Wherever a line below holds the word "JSON", copy that line.

________________

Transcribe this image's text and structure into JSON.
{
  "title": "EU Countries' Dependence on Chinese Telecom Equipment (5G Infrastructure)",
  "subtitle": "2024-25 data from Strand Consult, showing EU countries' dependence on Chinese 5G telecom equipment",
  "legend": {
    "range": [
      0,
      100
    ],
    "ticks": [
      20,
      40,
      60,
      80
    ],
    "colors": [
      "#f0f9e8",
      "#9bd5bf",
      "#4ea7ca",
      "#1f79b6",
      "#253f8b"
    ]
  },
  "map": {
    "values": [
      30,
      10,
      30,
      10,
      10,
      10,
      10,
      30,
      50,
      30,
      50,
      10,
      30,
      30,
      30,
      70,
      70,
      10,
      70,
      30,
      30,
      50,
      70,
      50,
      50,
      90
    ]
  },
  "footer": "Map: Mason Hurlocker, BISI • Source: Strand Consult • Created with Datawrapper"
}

________________

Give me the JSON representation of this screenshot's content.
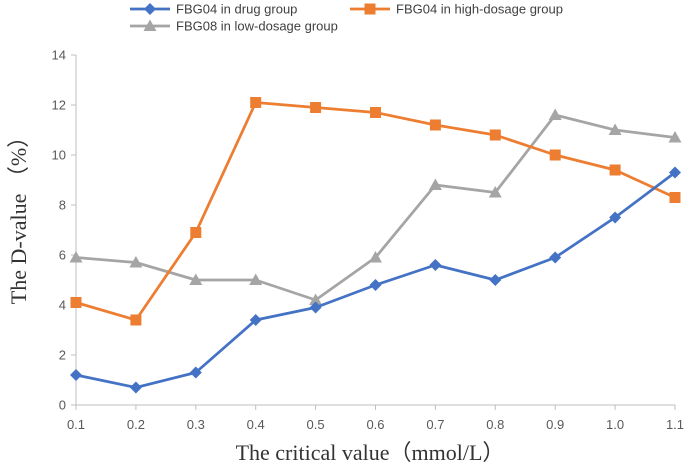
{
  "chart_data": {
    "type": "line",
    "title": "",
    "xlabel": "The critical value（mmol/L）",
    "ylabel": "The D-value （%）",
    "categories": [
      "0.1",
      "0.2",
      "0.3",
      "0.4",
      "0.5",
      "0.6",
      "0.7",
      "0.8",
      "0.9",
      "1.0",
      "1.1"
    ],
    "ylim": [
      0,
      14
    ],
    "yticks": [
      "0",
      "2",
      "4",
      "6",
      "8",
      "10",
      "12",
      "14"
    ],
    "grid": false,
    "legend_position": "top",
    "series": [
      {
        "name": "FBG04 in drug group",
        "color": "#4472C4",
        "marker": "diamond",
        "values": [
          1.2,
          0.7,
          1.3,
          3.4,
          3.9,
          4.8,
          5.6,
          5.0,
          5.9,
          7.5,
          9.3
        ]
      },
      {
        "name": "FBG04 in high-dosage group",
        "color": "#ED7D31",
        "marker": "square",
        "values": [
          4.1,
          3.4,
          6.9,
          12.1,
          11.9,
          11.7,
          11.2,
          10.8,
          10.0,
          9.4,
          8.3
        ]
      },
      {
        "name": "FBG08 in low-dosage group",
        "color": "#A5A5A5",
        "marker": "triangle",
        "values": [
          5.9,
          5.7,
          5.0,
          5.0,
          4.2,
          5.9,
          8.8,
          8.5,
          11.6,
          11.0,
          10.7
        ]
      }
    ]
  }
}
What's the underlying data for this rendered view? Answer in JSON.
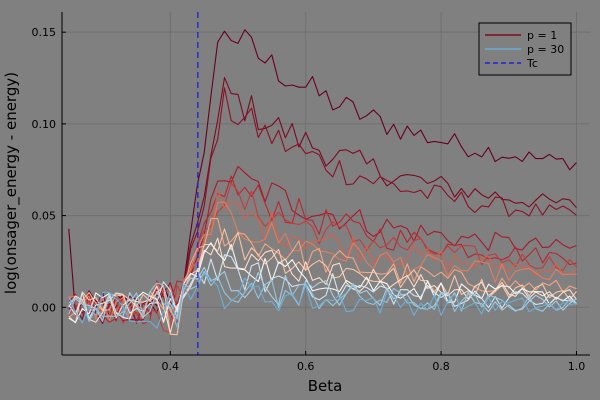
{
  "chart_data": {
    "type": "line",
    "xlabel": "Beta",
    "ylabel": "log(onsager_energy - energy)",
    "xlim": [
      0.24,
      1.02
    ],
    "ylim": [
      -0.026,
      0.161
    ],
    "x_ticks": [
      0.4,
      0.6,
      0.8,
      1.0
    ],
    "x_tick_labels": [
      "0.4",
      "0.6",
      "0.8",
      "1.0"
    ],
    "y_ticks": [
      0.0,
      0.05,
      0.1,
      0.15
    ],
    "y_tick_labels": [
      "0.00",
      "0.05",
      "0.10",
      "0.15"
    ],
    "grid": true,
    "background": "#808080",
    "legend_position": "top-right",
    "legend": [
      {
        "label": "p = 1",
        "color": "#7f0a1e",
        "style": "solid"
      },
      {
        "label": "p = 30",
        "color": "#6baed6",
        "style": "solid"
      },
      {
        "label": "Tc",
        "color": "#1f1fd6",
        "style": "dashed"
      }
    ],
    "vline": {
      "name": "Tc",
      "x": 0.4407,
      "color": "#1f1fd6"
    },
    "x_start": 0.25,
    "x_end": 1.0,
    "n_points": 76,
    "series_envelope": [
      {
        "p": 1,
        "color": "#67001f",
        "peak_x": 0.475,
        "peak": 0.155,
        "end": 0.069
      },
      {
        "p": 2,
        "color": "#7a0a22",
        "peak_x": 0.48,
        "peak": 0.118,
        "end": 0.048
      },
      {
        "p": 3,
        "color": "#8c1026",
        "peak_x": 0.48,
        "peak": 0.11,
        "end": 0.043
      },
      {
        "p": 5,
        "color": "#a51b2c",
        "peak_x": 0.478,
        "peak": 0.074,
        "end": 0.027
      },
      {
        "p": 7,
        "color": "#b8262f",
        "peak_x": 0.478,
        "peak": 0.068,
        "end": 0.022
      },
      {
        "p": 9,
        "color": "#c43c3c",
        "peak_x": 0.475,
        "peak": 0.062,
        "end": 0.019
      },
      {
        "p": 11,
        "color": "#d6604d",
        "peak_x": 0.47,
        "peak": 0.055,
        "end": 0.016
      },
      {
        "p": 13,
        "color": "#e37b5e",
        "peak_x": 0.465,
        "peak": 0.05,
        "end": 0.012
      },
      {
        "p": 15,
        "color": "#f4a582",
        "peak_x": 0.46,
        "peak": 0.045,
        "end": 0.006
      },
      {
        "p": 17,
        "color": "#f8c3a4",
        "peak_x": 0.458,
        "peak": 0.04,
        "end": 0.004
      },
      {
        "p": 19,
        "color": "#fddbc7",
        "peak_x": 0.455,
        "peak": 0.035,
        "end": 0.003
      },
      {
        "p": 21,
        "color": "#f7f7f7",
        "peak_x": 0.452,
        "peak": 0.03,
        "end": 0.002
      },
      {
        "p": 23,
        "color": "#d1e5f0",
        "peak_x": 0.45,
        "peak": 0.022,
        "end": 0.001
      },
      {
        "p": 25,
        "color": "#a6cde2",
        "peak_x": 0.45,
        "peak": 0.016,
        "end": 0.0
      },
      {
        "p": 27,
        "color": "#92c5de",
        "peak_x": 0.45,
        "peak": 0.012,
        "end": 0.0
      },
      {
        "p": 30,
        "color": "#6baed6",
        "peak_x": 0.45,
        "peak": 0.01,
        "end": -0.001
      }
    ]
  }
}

________________

■ Complete response
Transcribe this image's text and structure into JSON.
Give me the JSON representation of this screenshot's content.
What's the underlying data for this rendered view? Answer in JSON.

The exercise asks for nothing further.